▶ **REQUIRED TASK**
Return the lines below from the very first one through the line containing "svg-text:DelegaciónCoyoacán: DelegaciónCoyoacán —", unchanged and with both ends included.

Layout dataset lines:
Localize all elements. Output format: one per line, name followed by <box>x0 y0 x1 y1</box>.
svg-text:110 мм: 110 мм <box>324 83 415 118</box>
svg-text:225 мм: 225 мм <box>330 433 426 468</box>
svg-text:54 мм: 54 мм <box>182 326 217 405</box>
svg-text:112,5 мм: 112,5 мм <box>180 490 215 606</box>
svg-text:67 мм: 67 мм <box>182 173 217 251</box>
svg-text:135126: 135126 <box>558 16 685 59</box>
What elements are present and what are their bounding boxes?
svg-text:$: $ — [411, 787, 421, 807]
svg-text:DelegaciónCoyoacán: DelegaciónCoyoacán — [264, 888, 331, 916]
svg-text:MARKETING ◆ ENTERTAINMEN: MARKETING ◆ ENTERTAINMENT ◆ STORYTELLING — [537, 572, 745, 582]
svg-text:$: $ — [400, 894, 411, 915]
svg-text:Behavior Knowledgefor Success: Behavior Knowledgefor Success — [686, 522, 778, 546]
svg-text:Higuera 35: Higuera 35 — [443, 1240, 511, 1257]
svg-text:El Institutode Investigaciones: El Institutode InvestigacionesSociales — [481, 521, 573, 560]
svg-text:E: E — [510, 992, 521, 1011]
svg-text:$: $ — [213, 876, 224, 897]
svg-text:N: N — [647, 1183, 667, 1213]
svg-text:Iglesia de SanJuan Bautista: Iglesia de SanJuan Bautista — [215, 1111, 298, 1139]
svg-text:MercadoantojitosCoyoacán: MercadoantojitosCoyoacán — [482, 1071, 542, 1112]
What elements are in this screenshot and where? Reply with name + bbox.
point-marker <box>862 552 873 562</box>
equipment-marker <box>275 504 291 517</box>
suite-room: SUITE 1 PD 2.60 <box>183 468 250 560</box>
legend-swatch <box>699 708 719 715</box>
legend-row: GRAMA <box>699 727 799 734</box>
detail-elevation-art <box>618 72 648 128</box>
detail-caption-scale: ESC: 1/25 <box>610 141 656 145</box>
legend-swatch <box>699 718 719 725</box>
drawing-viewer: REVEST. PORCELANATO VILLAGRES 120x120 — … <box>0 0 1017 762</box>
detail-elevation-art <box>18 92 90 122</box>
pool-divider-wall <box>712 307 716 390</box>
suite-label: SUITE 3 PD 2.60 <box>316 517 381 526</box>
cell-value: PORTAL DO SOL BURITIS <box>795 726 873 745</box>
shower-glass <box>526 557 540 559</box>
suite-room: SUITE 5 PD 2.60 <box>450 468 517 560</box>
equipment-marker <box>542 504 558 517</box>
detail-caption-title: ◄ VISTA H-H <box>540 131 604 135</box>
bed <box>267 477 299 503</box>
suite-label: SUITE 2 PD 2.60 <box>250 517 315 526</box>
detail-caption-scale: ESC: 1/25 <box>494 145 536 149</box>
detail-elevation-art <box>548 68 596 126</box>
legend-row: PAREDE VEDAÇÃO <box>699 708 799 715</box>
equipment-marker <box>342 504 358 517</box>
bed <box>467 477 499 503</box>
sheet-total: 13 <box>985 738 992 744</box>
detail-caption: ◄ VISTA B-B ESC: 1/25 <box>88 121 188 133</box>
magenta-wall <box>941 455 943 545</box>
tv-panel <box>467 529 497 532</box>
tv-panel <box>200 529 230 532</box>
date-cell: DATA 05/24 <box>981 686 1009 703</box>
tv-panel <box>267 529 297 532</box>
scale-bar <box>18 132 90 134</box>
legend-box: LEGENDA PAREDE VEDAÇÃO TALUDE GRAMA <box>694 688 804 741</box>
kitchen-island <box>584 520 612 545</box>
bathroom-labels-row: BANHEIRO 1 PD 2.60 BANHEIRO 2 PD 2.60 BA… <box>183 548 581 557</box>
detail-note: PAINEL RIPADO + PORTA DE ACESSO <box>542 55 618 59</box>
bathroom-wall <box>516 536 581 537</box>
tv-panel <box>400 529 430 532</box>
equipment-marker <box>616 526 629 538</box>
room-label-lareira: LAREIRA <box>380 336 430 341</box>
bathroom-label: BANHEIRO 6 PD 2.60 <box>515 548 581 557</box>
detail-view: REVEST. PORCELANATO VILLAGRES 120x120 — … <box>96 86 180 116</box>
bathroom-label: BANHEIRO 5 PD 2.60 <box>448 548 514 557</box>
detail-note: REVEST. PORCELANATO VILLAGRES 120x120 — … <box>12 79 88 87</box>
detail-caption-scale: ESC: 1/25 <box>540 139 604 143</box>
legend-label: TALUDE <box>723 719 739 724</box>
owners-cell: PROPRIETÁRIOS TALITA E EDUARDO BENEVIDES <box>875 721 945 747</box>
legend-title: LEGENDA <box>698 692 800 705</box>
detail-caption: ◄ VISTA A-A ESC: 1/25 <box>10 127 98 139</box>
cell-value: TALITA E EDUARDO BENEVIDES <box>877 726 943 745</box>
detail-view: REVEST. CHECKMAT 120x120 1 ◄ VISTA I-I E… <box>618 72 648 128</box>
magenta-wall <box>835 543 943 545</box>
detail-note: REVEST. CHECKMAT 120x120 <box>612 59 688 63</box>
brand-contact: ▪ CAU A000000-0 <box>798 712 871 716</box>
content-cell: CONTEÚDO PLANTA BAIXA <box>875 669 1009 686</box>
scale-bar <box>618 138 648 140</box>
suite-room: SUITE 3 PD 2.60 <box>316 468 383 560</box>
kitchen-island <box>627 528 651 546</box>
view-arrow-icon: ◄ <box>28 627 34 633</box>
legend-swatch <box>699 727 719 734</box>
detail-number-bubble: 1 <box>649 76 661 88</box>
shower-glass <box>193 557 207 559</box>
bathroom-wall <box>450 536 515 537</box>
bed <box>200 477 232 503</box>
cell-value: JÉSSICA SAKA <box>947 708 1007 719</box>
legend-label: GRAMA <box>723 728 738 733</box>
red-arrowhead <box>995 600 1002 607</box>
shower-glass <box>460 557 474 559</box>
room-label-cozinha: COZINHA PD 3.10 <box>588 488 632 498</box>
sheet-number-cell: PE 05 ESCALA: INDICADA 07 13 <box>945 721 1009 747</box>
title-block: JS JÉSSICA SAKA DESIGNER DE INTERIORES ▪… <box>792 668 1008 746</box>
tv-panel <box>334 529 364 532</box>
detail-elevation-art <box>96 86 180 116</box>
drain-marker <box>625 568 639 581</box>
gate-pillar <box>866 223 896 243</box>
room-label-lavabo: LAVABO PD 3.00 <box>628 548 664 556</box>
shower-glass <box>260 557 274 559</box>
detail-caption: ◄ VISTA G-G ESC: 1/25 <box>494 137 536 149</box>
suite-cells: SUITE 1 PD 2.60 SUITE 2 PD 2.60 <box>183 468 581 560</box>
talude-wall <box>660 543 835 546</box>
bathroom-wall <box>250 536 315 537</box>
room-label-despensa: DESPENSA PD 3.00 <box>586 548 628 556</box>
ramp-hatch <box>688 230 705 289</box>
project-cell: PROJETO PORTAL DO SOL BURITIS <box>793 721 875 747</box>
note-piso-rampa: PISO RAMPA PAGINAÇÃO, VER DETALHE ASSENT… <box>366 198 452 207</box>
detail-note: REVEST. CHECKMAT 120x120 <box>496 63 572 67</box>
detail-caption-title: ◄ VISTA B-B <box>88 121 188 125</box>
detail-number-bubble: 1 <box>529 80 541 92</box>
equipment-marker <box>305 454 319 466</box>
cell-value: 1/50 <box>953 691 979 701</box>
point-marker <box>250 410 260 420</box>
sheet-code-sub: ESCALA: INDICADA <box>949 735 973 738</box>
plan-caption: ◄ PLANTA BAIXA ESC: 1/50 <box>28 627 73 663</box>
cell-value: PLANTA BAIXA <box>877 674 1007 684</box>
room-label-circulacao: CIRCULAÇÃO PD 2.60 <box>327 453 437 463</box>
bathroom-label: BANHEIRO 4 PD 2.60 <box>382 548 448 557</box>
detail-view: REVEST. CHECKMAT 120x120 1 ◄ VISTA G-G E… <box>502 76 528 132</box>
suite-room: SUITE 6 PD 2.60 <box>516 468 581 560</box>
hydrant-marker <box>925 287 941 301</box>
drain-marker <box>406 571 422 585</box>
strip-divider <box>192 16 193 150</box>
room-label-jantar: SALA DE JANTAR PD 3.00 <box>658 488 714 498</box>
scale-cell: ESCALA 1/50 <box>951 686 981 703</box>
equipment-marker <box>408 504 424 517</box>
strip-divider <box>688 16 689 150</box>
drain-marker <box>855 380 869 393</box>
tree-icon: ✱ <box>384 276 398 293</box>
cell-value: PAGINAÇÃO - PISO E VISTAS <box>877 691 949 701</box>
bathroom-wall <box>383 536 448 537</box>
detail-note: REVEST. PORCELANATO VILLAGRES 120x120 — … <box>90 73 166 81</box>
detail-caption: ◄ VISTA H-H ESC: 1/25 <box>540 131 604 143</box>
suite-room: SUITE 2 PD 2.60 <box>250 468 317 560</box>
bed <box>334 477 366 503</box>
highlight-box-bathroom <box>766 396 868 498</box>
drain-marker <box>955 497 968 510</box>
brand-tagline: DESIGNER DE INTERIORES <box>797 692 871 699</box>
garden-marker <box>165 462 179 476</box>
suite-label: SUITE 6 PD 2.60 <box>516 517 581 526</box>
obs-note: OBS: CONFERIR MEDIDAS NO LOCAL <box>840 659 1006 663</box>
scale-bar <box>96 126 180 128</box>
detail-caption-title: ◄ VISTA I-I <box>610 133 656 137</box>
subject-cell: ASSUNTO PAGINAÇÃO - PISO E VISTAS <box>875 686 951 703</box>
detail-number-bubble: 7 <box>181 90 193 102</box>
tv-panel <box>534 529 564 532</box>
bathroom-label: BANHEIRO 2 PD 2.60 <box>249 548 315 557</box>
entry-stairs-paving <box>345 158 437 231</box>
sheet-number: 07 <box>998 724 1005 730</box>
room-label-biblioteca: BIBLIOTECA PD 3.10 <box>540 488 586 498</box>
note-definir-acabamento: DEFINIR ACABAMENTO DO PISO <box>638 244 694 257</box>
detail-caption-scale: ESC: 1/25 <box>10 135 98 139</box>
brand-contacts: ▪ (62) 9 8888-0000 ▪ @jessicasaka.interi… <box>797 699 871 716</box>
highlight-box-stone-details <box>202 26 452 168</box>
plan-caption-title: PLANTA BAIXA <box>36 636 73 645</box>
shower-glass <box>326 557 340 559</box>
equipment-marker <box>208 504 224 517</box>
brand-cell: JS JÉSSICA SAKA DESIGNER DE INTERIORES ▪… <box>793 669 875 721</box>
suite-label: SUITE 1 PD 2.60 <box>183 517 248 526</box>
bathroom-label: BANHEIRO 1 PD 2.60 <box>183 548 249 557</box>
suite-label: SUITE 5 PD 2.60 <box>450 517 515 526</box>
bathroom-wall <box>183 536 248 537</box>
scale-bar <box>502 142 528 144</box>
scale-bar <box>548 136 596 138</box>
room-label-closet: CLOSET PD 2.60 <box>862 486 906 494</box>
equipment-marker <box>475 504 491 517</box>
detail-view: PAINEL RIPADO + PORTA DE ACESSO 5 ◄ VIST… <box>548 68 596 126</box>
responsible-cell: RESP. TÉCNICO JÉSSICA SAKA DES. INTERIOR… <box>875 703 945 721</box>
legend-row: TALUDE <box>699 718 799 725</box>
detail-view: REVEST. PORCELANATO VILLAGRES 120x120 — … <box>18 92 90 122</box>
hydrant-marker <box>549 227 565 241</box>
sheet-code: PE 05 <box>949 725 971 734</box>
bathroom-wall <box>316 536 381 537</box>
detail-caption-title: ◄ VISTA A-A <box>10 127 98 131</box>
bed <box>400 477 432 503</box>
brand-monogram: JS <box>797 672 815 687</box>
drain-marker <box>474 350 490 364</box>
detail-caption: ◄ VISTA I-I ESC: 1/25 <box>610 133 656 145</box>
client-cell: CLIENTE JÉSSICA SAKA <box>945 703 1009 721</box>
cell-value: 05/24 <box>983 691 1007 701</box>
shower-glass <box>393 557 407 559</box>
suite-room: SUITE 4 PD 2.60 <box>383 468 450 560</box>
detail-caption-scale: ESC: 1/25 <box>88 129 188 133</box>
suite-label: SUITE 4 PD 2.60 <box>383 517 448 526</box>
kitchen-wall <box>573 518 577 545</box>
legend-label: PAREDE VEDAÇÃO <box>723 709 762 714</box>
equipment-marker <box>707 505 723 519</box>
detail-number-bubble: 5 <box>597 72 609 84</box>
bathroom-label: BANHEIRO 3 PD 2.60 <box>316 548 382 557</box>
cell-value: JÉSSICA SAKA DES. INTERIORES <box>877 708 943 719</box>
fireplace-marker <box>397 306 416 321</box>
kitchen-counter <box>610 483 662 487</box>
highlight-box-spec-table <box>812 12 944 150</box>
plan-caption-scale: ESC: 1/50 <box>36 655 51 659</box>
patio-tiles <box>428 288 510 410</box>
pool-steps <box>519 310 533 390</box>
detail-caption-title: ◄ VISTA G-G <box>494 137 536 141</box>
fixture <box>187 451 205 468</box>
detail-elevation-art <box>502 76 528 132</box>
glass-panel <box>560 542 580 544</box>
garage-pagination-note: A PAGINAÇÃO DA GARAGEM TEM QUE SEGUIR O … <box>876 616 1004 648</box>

▶ **RESPONSE BELOW**
Localize all elements. Output format: one per line, name followed by <box>x0 y0 x1 y1</box>.
svg-text:110 мм: 110 мм <box>324 83 415 118</box>
svg-text:225 мм: 225 мм <box>330 433 426 468</box>
svg-text:54 мм: 54 мм <box>182 326 217 405</box>
svg-text:112,5 мм: 112,5 мм <box>180 490 215 606</box>
svg-text:67 мм: 67 мм <box>182 173 217 251</box>
svg-text:135126: 135126 <box>558 16 685 59</box>
What elements are present and what are their bounding boxes?
svg-text:$: $ — [411, 787, 421, 807]
svg-text:DelegaciónCoyoacán: DelegaciónCoyoacán — [264, 888, 331, 916]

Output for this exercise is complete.